**Exercise details**.
Report, as a bare number, how many lines contain the string "Contacto".

[Dataset entries]
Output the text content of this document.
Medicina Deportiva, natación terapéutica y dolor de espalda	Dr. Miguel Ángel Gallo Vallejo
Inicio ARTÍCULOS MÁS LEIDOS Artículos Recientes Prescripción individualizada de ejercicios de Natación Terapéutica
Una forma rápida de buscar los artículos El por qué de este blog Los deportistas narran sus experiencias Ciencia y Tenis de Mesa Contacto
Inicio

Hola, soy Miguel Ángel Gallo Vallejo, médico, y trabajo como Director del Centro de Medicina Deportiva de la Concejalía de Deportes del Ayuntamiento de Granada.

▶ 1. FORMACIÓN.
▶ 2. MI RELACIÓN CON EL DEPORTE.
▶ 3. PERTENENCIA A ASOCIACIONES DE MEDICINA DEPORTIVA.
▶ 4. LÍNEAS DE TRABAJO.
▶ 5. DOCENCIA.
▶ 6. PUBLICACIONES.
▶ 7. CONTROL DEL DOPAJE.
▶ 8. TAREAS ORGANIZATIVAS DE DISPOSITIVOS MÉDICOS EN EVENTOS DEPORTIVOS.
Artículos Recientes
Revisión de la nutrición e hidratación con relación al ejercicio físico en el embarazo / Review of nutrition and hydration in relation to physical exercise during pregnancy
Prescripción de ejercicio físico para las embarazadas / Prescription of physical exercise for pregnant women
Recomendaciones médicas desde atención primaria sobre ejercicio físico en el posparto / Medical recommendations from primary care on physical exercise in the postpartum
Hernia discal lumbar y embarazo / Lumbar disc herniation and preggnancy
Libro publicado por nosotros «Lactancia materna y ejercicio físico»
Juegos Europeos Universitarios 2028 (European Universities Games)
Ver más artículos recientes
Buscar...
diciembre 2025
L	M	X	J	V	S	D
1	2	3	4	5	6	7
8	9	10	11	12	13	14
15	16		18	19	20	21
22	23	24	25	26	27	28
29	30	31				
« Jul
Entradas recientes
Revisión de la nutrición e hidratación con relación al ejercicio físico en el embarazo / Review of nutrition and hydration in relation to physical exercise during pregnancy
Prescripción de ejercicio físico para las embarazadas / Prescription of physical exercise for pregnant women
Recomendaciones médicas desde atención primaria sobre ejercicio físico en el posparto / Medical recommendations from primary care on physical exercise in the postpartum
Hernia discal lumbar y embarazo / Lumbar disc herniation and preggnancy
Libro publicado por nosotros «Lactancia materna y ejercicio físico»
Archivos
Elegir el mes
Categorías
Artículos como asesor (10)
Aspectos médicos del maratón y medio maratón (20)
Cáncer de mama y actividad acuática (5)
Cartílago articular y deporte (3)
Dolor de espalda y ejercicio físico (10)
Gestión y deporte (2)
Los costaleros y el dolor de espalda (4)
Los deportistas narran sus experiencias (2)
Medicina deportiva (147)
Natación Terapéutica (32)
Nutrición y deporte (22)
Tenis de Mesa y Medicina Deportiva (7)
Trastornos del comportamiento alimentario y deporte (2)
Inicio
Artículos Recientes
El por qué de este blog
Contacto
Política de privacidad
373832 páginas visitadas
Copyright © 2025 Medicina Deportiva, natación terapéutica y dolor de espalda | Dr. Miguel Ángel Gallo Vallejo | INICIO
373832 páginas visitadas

**Complete answer**.
2